Text section:
Open In App

Different Techniques for Sentence Semantic Similarity in NLP

Semantic similarity is the similarity between two words or two sentences/phrase/text. It measures how close or how different the two pieces of word or text are in terms of their meaning and context.

In this article, we will focus on how the semantic similarity between two sentences is derived. We will cover the following most used models.



  1. Dov2Vec – An extension of word2vec
  2. SBERT – Transformer-based model in which the encoder part captures the meaning of words in a sentence.
  3. InferSent -It uses bi-directional LSTM to encode sentences and infer semantics.
  4. USE (universal sentence encoder) – It’s a model trained by Google that generates fixed-size embeddings for sentences that can be used for any NLP task.

What is Semantic Similarity?

Semantic Similarity refers to the degree of similarity between the words. The focus is on the structure and lexical resemblance of words and phrases. Semantic similarity delves into the understanding and meaning of the content. The aim of the similarity is to measure how closely related or analogous the concepts, ideas, or information conveyed in two texts are.

In NLP semantic similarity is used in various tasks such as



  1. Question Answering – Enhances QA system by deriving semantic similarity between user queries and document content.
  2. Recommendation systems – Semantic similarity between user content and available content
  3. Summarization – Helps in summarizing similar content question answering, and text matching.
  4. Corpus clustering -Helps in grouping documents with similar content.

There are certain approaches for measuring semantic similarity in natural language processing (NLP) that include word embeddings, sentence embeddings, and transformer models.

Word Embedding

To understand semantic relationships between sentences one must be aware of the word embeddings. Word embeddings are used for vectorized representation of words. The simplest form of word embedding is a one-hot vector. However, these are sparse, very high dimensional, and do not capture meaning. The more advanced form consists of the Word2Vec (skip-gram, cbow), GloVe, and Fasttext which capture semantic information in low dimensional space. Kindly look at the embedded link to get a deeper understanding of this.

Word2Vec

Word2Vec represents the words as high-dimensional vectors so that we get semantically similar words close to each other in the vector space. There are two main architectures for Word2Vec:

Doc2Vec

Similar to word2vec Doc2Vec has two types of models based on skip gram and CBOW. We will look at the skip gram-based model as this model performs better than the cbow-based model. This skip-gram-based model is called ad PV-DM (Distributed Memory Model of Paragraph Vectors).

PV-DM model

PV-DM is an extension of Word2Vec in the sense that it consists of one paragraph vector in addition to the word vectors.

In summary, the algorithm itself has two key stages:

We use the learned paragraph vectors to predict some particular labels using a standard classifier, e.g., logistic regression.

Python Implementation of Doc2Vec

Below is the simple implementation of Doc2Vec.

  1. We first tokenize the words in each document and convert them to lowercase.
  2. We then create TaggedDocument objects required for training the Doc2Vec model. Each document is associated with a unique tag (document ID). This is the paragraph vector.
  3. The parameters (vector_size, window, min_count, workers, epochs) control the model’s dimensions, context window size, minimum word count, parallelization, and training epochs.
  4. We then infer a vector representation for a new document that was not part of the training data.

Records shown:
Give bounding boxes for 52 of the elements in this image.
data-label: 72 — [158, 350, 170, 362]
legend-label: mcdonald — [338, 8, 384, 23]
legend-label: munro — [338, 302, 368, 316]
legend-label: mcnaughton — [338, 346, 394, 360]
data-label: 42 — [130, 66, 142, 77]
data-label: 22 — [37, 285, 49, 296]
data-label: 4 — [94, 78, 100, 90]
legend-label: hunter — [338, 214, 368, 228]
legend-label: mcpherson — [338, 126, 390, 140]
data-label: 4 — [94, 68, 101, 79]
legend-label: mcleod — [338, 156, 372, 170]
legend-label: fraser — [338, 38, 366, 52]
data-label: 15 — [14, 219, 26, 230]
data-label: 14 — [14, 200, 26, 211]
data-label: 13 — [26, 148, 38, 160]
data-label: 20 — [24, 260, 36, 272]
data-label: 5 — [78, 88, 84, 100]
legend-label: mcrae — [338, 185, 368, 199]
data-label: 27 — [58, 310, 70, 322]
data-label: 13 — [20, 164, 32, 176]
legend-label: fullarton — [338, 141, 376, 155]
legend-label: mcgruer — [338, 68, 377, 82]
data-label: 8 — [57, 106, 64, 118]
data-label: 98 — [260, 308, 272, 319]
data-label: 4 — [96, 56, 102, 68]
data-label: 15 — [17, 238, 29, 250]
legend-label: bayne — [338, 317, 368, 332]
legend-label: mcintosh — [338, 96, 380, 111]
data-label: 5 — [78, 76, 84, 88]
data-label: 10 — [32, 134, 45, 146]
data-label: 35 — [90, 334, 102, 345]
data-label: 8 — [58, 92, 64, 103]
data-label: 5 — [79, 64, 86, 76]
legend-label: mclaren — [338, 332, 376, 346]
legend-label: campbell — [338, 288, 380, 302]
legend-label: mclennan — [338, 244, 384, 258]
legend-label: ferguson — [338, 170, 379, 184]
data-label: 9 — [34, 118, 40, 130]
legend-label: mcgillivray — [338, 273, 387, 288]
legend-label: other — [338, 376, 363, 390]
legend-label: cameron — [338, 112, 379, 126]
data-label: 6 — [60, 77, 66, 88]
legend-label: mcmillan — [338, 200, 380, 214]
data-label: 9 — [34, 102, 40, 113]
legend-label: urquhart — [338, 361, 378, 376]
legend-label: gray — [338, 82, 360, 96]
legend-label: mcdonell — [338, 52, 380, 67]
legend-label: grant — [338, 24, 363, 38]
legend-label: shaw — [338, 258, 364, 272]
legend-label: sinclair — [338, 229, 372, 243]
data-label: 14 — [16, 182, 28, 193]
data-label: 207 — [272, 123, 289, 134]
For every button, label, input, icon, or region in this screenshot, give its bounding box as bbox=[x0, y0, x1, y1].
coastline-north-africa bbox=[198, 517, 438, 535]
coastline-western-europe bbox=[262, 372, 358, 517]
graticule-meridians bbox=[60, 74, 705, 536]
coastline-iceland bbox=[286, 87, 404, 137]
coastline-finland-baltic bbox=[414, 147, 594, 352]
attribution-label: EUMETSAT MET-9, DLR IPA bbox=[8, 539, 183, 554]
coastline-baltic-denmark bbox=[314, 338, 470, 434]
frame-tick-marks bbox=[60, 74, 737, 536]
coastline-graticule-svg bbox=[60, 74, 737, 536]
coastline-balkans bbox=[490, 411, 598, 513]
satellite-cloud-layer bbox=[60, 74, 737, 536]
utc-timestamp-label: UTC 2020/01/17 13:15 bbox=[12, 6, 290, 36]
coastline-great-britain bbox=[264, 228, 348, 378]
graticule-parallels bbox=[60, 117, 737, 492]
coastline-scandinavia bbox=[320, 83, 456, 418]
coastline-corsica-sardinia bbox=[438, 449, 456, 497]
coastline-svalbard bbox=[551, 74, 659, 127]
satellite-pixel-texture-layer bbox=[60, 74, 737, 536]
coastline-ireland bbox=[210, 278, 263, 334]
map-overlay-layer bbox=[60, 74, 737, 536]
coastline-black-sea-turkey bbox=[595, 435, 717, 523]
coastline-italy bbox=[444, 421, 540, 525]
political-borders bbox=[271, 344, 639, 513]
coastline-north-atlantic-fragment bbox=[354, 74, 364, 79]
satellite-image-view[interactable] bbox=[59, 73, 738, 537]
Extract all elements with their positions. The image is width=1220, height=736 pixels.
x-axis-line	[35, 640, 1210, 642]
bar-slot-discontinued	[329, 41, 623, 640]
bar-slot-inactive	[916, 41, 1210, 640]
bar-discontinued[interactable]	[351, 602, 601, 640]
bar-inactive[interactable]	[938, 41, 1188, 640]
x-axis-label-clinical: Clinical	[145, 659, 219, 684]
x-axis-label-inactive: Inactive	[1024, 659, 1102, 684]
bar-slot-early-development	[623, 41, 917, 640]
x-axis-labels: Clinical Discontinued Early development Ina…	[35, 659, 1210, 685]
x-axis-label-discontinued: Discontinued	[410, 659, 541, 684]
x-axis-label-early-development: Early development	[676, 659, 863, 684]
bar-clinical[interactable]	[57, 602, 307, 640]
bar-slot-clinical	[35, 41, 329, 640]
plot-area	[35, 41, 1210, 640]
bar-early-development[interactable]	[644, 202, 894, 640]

Stated task 1:
In the article on sentence semantic similarity, what is named as the simplest form of word embedding?
Stated task 2:
Reproduce the stretch of the article on sentence semantic similarity from "Similar to word2vec" through "of Paragraph Vectors).", word for word.

Worked answer 1:
A one-hot vector.

Worked answer 2:
Similar to word2vec Doc2Vec has two types of models based on skip gram and CBOW. We will look at the skip gram-based model as this model performs better than the cbow-based model. This skip-gram-based model is called ad PV-DM (Distributed Memory Model of Paragraph Vectors).